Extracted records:
_ _ _ _ _ _ _

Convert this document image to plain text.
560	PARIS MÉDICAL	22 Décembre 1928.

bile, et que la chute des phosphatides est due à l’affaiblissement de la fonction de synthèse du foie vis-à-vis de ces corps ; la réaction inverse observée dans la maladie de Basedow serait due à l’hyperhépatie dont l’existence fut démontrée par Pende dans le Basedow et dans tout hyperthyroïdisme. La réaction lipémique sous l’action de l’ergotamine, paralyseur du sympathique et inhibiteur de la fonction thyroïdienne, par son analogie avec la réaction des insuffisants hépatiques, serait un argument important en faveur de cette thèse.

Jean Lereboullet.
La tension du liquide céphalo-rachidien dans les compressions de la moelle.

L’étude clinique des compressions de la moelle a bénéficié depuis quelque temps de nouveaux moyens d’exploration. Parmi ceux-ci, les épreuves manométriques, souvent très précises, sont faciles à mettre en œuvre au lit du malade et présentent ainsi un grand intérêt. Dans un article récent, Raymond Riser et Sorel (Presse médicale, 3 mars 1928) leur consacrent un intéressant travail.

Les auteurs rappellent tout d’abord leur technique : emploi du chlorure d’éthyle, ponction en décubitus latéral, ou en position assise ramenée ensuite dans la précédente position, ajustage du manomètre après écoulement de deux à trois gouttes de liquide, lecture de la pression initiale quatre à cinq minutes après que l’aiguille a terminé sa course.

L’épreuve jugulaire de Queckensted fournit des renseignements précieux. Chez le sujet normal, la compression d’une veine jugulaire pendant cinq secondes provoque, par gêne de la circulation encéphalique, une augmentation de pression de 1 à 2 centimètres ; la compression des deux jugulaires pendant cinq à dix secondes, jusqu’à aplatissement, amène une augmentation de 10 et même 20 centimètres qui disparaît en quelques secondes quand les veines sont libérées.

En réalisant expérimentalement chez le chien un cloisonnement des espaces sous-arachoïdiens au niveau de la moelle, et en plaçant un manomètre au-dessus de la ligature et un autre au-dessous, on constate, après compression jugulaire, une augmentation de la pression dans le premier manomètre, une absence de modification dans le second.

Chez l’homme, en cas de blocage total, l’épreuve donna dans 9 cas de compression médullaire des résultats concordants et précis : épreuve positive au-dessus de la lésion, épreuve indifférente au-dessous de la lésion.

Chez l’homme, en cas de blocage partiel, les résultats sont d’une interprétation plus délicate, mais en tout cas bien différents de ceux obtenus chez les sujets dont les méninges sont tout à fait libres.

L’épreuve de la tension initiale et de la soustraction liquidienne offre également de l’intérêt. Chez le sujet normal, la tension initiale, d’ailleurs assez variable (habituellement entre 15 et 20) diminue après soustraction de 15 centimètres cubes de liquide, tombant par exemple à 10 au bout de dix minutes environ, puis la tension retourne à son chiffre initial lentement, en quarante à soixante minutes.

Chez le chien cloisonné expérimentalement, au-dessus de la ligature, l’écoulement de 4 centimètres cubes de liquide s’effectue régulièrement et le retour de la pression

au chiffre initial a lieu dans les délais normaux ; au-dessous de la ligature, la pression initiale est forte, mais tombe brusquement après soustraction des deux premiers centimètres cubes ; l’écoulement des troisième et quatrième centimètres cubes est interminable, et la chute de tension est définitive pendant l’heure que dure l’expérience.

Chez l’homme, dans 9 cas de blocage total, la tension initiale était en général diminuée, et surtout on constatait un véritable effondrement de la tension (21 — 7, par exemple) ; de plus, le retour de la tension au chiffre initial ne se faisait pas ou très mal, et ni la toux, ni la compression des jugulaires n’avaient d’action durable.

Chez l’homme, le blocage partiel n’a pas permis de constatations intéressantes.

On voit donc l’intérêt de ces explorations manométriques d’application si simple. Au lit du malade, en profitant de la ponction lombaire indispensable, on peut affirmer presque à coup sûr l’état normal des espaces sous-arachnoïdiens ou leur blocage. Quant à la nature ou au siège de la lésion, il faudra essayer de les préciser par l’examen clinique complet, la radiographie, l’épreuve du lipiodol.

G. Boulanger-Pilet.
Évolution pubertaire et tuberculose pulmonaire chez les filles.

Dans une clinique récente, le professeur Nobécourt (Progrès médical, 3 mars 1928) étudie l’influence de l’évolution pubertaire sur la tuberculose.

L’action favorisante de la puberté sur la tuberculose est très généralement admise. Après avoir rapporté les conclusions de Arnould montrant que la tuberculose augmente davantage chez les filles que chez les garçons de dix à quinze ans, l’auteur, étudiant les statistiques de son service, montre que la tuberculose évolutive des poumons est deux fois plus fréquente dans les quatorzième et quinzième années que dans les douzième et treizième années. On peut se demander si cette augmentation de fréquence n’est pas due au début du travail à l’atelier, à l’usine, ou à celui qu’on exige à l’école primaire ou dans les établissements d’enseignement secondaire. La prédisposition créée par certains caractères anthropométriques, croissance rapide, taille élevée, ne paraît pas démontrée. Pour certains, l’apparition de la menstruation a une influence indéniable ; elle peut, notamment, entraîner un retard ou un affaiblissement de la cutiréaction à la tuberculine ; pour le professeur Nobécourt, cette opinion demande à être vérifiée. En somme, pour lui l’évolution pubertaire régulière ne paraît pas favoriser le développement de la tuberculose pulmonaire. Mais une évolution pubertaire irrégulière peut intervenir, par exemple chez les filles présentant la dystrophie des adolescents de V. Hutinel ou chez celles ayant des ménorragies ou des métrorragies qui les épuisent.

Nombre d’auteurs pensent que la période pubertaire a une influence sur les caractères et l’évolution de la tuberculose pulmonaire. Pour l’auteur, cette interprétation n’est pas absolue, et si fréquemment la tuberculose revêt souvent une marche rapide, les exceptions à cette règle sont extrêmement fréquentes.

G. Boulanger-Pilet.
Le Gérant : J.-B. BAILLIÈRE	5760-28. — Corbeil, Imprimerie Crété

_ _ _ _ _ _ _

### Problem to solve
Look for lines containing the string "expérimentalement" and copy them all.

### Exercise output
En réalisant expérimentalement chez le chien un cloisonnement des espaces sous-arachoïdiens au niveau de la moelle, et en plaçant un manomètre au-dessus de la ligature et un autre au-dessous, on constate, après compression jugulaire, une augmentation de la pression dans le premier manomètre, une absence de modification dans le second.
Chez le chien cloisonné expérimentalement, au-dessus de la ligature, l’écoulement de 4 centimètres cubes de liquide s’effectue régulièrement et le retour de la pression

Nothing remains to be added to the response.